Instruction - Report every line from the material that contains the word "kuchlari".

Data for processing -
□ □ □ □ □

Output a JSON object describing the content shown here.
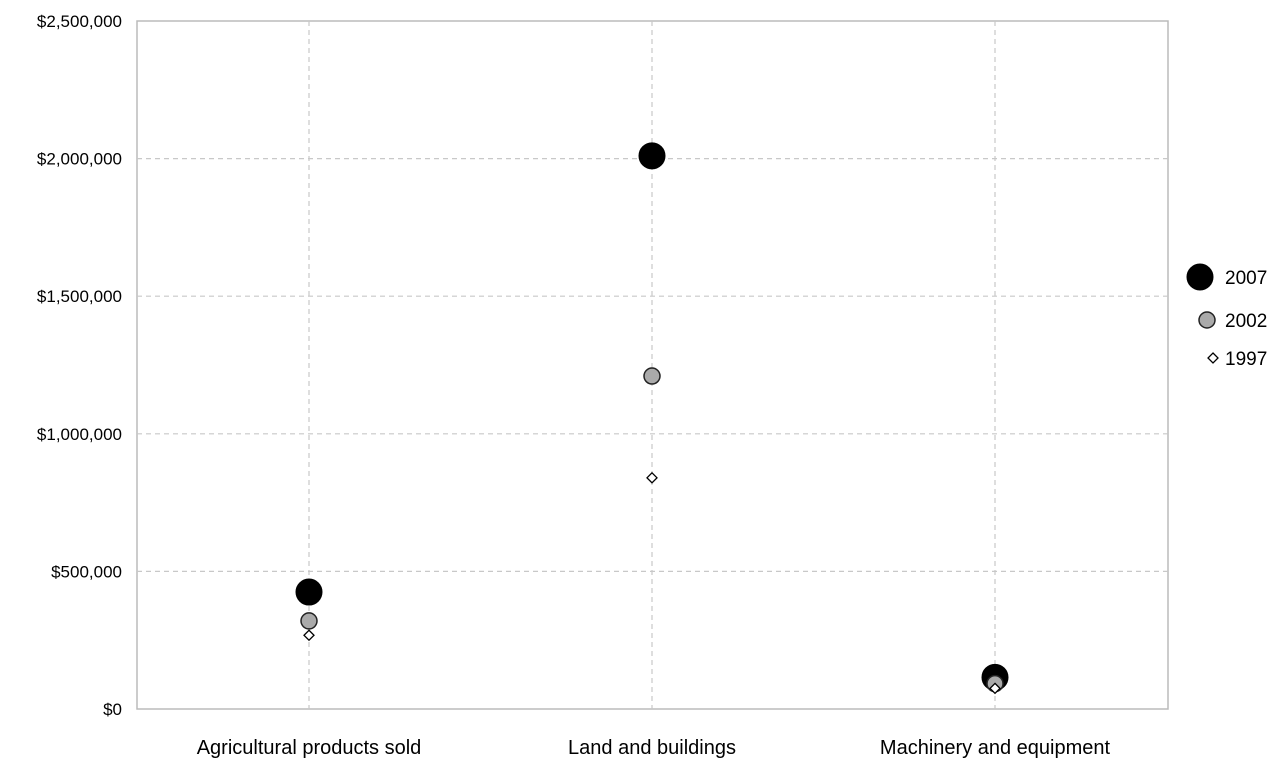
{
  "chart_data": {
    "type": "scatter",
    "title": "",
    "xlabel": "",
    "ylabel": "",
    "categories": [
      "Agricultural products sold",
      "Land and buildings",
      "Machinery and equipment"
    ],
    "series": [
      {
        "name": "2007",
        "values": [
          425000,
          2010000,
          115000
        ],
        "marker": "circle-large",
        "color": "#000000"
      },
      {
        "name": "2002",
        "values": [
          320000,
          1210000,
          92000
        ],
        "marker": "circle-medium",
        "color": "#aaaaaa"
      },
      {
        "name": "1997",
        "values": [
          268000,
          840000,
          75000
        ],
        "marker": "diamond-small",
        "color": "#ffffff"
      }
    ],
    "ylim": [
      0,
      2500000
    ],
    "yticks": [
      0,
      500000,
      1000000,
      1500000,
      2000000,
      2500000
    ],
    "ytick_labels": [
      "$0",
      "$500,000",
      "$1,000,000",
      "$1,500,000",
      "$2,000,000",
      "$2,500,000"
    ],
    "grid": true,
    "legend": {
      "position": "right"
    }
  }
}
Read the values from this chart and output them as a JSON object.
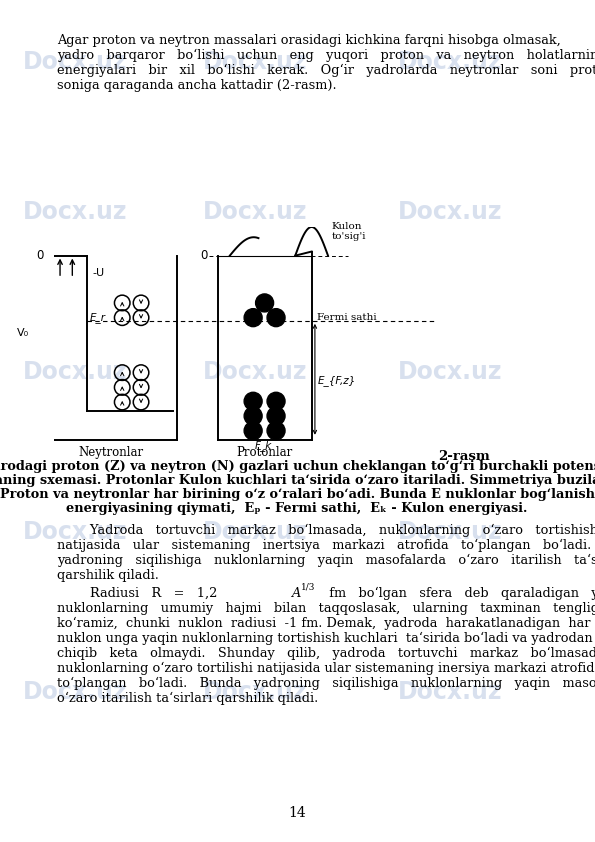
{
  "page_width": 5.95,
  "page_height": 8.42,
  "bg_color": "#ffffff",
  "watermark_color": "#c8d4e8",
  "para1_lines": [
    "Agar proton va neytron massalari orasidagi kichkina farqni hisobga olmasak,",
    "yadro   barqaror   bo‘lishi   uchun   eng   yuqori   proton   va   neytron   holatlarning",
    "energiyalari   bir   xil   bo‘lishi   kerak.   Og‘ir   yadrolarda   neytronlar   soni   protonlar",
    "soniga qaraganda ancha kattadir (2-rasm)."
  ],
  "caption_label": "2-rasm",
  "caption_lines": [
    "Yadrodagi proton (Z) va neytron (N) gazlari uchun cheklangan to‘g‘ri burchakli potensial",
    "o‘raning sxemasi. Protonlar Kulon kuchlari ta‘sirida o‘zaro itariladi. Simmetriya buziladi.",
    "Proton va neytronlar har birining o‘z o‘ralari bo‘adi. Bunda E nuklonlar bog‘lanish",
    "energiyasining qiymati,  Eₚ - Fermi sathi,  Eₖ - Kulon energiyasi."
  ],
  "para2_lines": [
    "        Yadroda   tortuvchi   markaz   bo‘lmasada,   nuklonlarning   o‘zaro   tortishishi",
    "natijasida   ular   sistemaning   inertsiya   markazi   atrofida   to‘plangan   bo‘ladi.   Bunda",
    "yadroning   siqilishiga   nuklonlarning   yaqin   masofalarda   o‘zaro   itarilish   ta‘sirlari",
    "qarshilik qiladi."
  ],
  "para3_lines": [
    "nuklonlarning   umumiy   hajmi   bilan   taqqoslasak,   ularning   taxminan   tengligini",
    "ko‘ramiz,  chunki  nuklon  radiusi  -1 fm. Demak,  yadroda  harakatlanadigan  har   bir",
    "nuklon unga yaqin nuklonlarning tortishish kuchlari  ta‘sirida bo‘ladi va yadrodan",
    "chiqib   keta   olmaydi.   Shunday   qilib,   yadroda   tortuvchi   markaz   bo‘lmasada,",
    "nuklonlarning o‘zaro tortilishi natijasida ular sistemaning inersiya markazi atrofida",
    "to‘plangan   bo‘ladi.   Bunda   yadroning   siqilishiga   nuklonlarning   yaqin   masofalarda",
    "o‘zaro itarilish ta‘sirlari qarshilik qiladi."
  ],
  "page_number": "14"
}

□ □ □ □ □

Answer in full -
    "o‘raning sxemasi. Protonlar Kulon kuchlari ta‘sirida o‘zaro itariladi. Simmetriya buziladi.",
    "nuklon unga yaqin nuklonlarning tortishish kuchlari  ta‘sirida bo‘ladi va yadrodan",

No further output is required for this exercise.